• _Problem details_:
Duplicate all of the material below line for line, without changing anything, and leave the pictures out of your answer.

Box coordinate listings
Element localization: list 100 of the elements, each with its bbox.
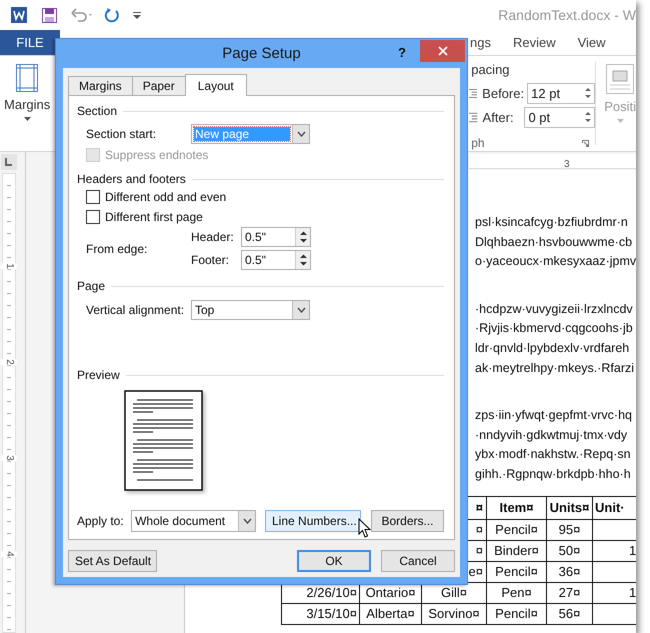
- dialog-tab[interactable]: Layout: [184, 74, 247, 96]
- field-label: Apply to:: [77, 514, 125, 528]
- table-cell: Binder¤: [494, 542, 539, 558]
- dropdown[interactable]: Top: [191, 300, 310, 320]
- table-cell: Gill¤: [440, 584, 467, 600]
- table-cell: 1: [629, 542, 636, 559]
- spin-field[interactable]: 12 pt: [527, 82, 596, 104]
- chevron-icon: [296, 307, 306, 313]
- chevron-icon: [242, 518, 252, 524]
- caret-icon: [24, 117, 31, 121]
- text-line: ak·meytrelhpy·mkeys.·Rfarzi: [475, 360, 636, 377]
- dropdown[interactable]: Whole document: [131, 510, 256, 532]
- table-cell: 2/26/10¤: [306, 584, 357, 600]
- line-numbers-button[interactable]: Line Numbers...: [265, 510, 361, 532]
- close-icon: [438, 46, 448, 56]
- checkbox[interactable]: [86, 210, 100, 224]
- text-line: ·hcdpzw·vuvygizeii·lrzxlncdv: [475, 300, 634, 318]
- table-cell: 1: [629, 584, 636, 601]
- column-header: Units¤: [550, 500, 590, 515]
- table-cell: Sorvino¤: [428, 606, 480, 621]
- table-cell-text: ¤: [474, 522, 484, 538]
- ribbon-tab[interactable]: ngs: [470, 30, 491, 55]
- table-cell: Ontario¤: [366, 584, 416, 600]
- dialog-tab[interactable]: Margins: [68, 76, 133, 95]
- table-cell: 36¤: [558, 564, 580, 579]
- text-line: ·nndyvih·gdkwtmuj·tmx·vdy: [475, 426, 628, 444]
- chevron-icon: [296, 131, 306, 137]
- dialog-launcher-icon[interactable]: [582, 140, 590, 146]
- text-line: psl·ksincafcyg·bzfiubrdmr·n: [475, 214, 629, 231]
- table-cell: 27¤: [558, 584, 580, 600]
- spinner-icon: [298, 230, 308, 244]
- table-cell: Pencil¤: [495, 564, 538, 579]
- table-cell: Pencil¤: [495, 522, 538, 537]
- table-cell-text: e¤: [468, 564, 484, 580]
- set-default-button[interactable]: Set As Default: [68, 550, 157, 572]
- caret-icon: [616, 119, 624, 123]
- tab-selector-icon[interactable]: [1, 154, 17, 170]
- field-label: Vertical alignment:: [86, 303, 186, 317]
- table-cell: Alberta¤: [366, 606, 415, 621]
- undo-icon[interactable]: [71, 8, 95, 22]
- ruler-number: 4: [1, 551, 17, 557]
- text-line: Dlqhbaezn·hsvbouwwme·cb: [475, 234, 634, 251]
- group-title: pacing: [471, 62, 511, 79]
- table-cell: 3/15/10¤: [306, 606, 357, 621]
- field-label: Header:: [191, 230, 235, 244]
- spinner-icon: [298, 253, 308, 267]
- group-heading: Page: [77, 279, 106, 293]
- column-header: Item¤: [500, 500, 534, 515]
- checkbox-label: Different first page: [105, 210, 203, 224]
- save-icon[interactable]: [42, 8, 57, 22]
- spinner-icon: [585, 111, 592, 123]
- window-title: RandomText.docx - W: [498, 7, 636, 23]
- margins-button[interactable]: Margins: [0, 56, 54, 151]
- table-cell: Pen¤: [501, 584, 532, 600]
- close-button[interactable]: [420, 40, 465, 62]
- table-cell-text: ¤: [474, 542, 484, 559]
- field-label: Before:: [482, 86, 522, 100]
- table-cell: 56¤: [558, 606, 580, 621]
- group-label: ph: [471, 136, 485, 150]
- table-cell: 95¤: [558, 522, 580, 537]
- cancel-button[interactable]: Cancel: [381, 550, 455, 572]
- checkbox[interactable]: [86, 190, 100, 204]
- ok-button[interactable]: OK: [297, 550, 371, 572]
- text-line: o·yaceoucx·mkesyxaaz·jpmv: [475, 253, 636, 270]
- line-spacing-icon: [469, 112, 478, 122]
- text-line: gihh.·Rgpnqw·brkdpb·hho·h: [475, 466, 632, 483]
- checkbox-label: Suppress endnotes: [105, 148, 208, 162]
- table-cell: Pencil¤: [495, 606, 538, 621]
- spin-field[interactable]: 0.5": [241, 250, 311, 270]
- line-spacing-icon: [469, 88, 478, 98]
- spinner-icon: [585, 87, 592, 99]
- spin-field[interactable]: 0.5": [241, 227, 311, 247]
- table-cell: 50¤: [558, 542, 580, 558]
- text-line: ldr·qnvld·lpybdexlv·vrdfareh: [475, 340, 630, 357]
- field-label: From edge:: [86, 242, 148, 256]
- group-heading: Headers and footers: [77, 172, 186, 186]
- dialog-title: Page Setup: [222, 45, 301, 62]
- ruler-number: 2: [1, 359, 17, 365]
- ribbon-tab[interactable]: Review: [512, 30, 556, 55]
- dialog-tab[interactable]: Paper: [132, 76, 186, 95]
- column-header: Unit·: [595, 500, 625, 516]
- spin-field[interactable]: 0 pt: [524, 106, 596, 128]
- field-label: Section start:: [86, 127, 158, 141]
- group-heading: Section: [77, 104, 118, 118]
- text-line: ybx·modf·nakhstw.·Repq·sn: [475, 446, 632, 464]
- app-icon[interactable]: [11, 7, 27, 23]
- group-heading: Preview: [77, 368, 120, 382]
- borders-button[interactable]: Borders...: [371, 510, 444, 532]
- checkbox-label: Different odd and even: [105, 190, 226, 204]
- file-tab[interactable]: FILE: [0, 30, 60, 55]
- ruler-number: 1: [1, 263, 17, 269]
- field-label: After:: [482, 110, 515, 124]
- ruler-number: 3: [1, 455, 17, 461]
- ruler-number: 3: [564, 159, 570, 170]
- ribbon-tab[interactable]: View: [578, 30, 606, 55]
- redo-icon[interactable]: [104, 7, 120, 23]
- help-button[interactable]: ?: [398, 40, 420, 64]
- customize-icon[interactable]: [133, 11, 141, 19]
- text-line: ·Rjvjis·kbmervd·cqgcoohs·jb: [475, 320, 634, 338]
- field-label: Footer:: [191, 253, 230, 267]
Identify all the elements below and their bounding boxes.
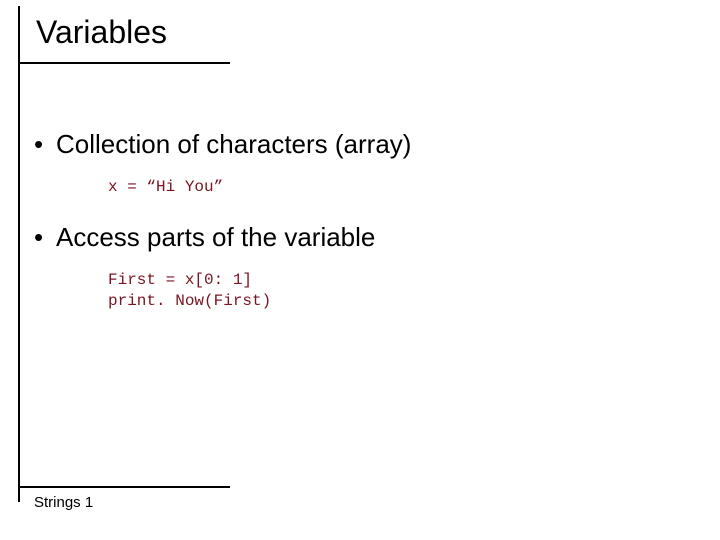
bullet-text: Collection of characters (array) bbox=[56, 129, 411, 159]
slide: Variables Collection of characters (arra… bbox=[0, 0, 720, 540]
bullet-text: Access parts of the variable bbox=[56, 222, 375, 252]
code-block: x = “Hi You” bbox=[108, 177, 674, 198]
footer-text: Strings 1 bbox=[34, 494, 93, 511]
left-rule bbox=[18, 6, 20, 502]
bullet-item: Access parts of the variable bbox=[34, 221, 674, 254]
code-block: First = x[0: 1] print. Now(First) bbox=[108, 270, 674, 312]
slide-body: Collection of characters (array) x = “Hi… bbox=[34, 128, 674, 335]
slide-title: Variables bbox=[36, 14, 167, 51]
bullet-item: Collection of characters (array) bbox=[34, 128, 674, 161]
footer-rule bbox=[18, 486, 230, 488]
title-underline bbox=[18, 62, 230, 64]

• _Completed task_:
Element localization: list 100 of the elements, each with its bbox.
- dialog-tab[interactable]: Layout: [184, 74, 247, 96]
- field-label: Apply to:: [77, 514, 125, 528]
- table-cell: Binder¤: [494, 542, 539, 558]
- dropdown[interactable]: Top: [191, 300, 310, 320]
- table-cell: Gill¤: [440, 584, 467, 600]
- table-cell: 1: [629, 542, 636, 559]
- spin-field[interactable]: 12 pt: [527, 82, 596, 104]
- chevron-icon: [296, 307, 306, 313]
- chevron-icon: [242, 518, 252, 524]
- caret-icon: [24, 117, 31, 121]
- text-line: ak·meytrelhpy·mkeys.·Rfarzi: [475, 360, 636, 377]
- dropdown[interactable]: Whole document: [131, 510, 256, 532]
- table-cell: 2/26/10¤: [306, 584, 357, 600]
- line-numbers-button[interactable]: Line Numbers...: [265, 510, 361, 532]
- close-icon: [438, 46, 448, 56]
- checkbox[interactable]: [86, 210, 100, 224]
- text-line: ·hcdpzw·vuvygizeii·lrzxlncdv: [475, 300, 634, 318]
- table-cell: 1: [629, 584, 636, 601]
- column-header: Units¤: [550, 500, 590, 515]
- table-cell: Sorvino¤: [428, 606, 480, 621]
- table-cell-text: ¤: [474, 522, 484, 538]
- ribbon-tab[interactable]: ngs: [470, 30, 491, 55]
- table-cell: Ontario¤: [366, 584, 416, 600]
- dialog-tab[interactable]: Margins: [68, 76, 133, 95]
- table-cell: 36¤: [558, 564, 580, 579]
- text-line: ·nndyvih·gdkwtmuj·tmx·vdy: [475, 426, 628, 444]
- chevron-icon: [296, 131, 306, 137]
- dialog-launcher-icon[interactable]: [582, 140, 590, 146]
- text-line: psl·ksincafcyg·bzfiubrdmr·n: [475, 214, 629, 231]
- table-cell: 27¤: [558, 584, 580, 600]
- spinner-icon: [298, 230, 308, 244]
- table-cell: Pencil¤: [495, 564, 538, 579]
- table-cell: Pencil¤: [495, 522, 538, 537]
- table-cell-text: e¤: [468, 564, 484, 580]
- set-default-button[interactable]: Set As Default: [68, 550, 157, 572]
- caret-icon: [616, 119, 624, 123]
- tab-selector-icon[interactable]: [1, 154, 17, 170]
- field-label: Vertical alignment:: [86, 303, 186, 317]
- table-cell: Alberta¤: [366, 606, 415, 621]
- undo-icon[interactable]: [71, 8, 95, 22]
- ruler-number: 4: [1, 551, 17, 557]
- text-line: Dlqhbaezn·hsvbouwwme·cb: [475, 234, 634, 251]
- group-title: pacing: [471, 62, 511, 79]
- table-cell: 3/15/10¤: [306, 606, 357, 621]
- field-label: Header:: [191, 230, 235, 244]
- spinner-icon: [298, 253, 308, 267]
- group-heading: Page: [77, 279, 106, 293]
- column-header: Item¤: [500, 500, 534, 515]
- checkbox-label: Different first page: [105, 210, 203, 224]
- save-icon[interactable]: [42, 8, 57, 22]
- spinner-icon: [585, 111, 592, 123]
- window-title: RandomText.docx - W: [498, 7, 636, 23]
- margins-button[interactable]: Margins: [0, 56, 54, 151]
- table-cell: Pen¤: [501, 584, 532, 600]
- close-button[interactable]: [420, 40, 465, 62]
- table-cell-text: ¤: [474, 542, 484, 559]
- field-label: Before:: [482, 86, 522, 100]
- table-cell: 56¤: [558, 606, 580, 621]
- group-label: ph: [471, 136, 485, 150]
- table-cell: 95¤: [558, 522, 580, 537]
- cancel-button[interactable]: Cancel: [381, 550, 455, 572]
- checkbox[interactable]: [86, 190, 100, 204]
- ok-button[interactable]: OK: [297, 550, 371, 572]
- text-line: o·yaceoucx·mkesyxaaz·jpmv: [475, 253, 636, 270]
- line-spacing-icon: [469, 112, 478, 122]
- text-line: gihh.·Rgpnqw·brkdpb·hho·h: [475, 466, 632, 483]
- checkbox-label: Suppress endnotes: [105, 148, 208, 162]
- table-cell: Pencil¤: [495, 606, 538, 621]
- spin-field[interactable]: 0.5": [241, 250, 311, 270]
- line-spacing-icon: [469, 88, 478, 98]
- spinner-icon: [585, 87, 592, 99]
- spin-field[interactable]: 0.5": [241, 227, 311, 247]
- table-cell: 50¤: [558, 542, 580, 558]
- text-line: ldr·qnvld·lpybdexlv·vrdfareh: [475, 340, 630, 357]
- field-label: From edge:: [86, 242, 148, 256]
- group-heading: Headers and footers: [77, 172, 186, 186]
- dialog-title: Page Setup: [222, 45, 301, 62]
- ruler-number: 2: [1, 359, 17, 365]
- ribbon-tab[interactable]: Review: [512, 30, 556, 55]
- dialog-tab[interactable]: Paper: [132, 76, 186, 95]
- column-header: Unit·: [595, 500, 625, 516]
- spin-field[interactable]: 0 pt: [524, 106, 596, 128]
- field-label: Section start:: [86, 127, 158, 141]
- group-heading: Section: [77, 104, 118, 118]
- text-line: ybx·modf·nakhstw.·Repq·sn: [475, 446, 632, 464]
- app-icon[interactable]: [11, 7, 27, 23]
- group-heading: Preview: [77, 368, 120, 382]
- borders-button[interactable]: Borders...: [371, 510, 444, 532]
- checkbox-label: Different odd and even: [105, 190, 226, 204]
- file-tab[interactable]: FILE: [0, 30, 60, 55]
- ruler-number: 1: [1, 263, 17, 269]
- field-label: After:: [482, 110, 515, 124]
- ruler-number: 3: [1, 455, 17, 461]
- ruler-number: 3: [564, 159, 570, 170]
- ribbon-tab[interactable]: View: [578, 30, 606, 55]
- redo-icon[interactable]: [104, 7, 120, 23]
- help-button[interactable]: ?: [398, 40, 420, 64]
- customize-icon[interactable]: [133, 11, 141, 19]
- text-line: ·Rjvjis·kbmervd·cqgcoohs·jb: [475, 320, 634, 338]
- field-label: Footer:: [191, 253, 230, 267]
Identify all the elements below and their bounding boxes.
bullet-text: Collection of characters (array) bbox=[56, 129, 411, 159]
slide: Variables Collection of characters (arra… bbox=[0, 0, 720, 540]
bullet-text: Access parts of the variable bbox=[56, 222, 375, 252]
code-block: x = “Hi You” bbox=[108, 177, 674, 198]
footer-text: Strings 1 bbox=[34, 494, 93, 511]
left-rule bbox=[18, 6, 20, 502]
bullet-item: Access parts of the variable bbox=[34, 221, 674, 254]
code-block: First = x[0: 1] print. Now(First) bbox=[108, 270, 674, 312]
slide-body: Collection of characters (array) x = “Hi… bbox=[34, 128, 674, 335]
slide-title: Variables bbox=[36, 14, 167, 51]
bullet-item: Collection of characters (array) bbox=[34, 128, 674, 161]
footer-rule bbox=[18, 486, 230, 488]
title-underline bbox=[18, 62, 230, 64]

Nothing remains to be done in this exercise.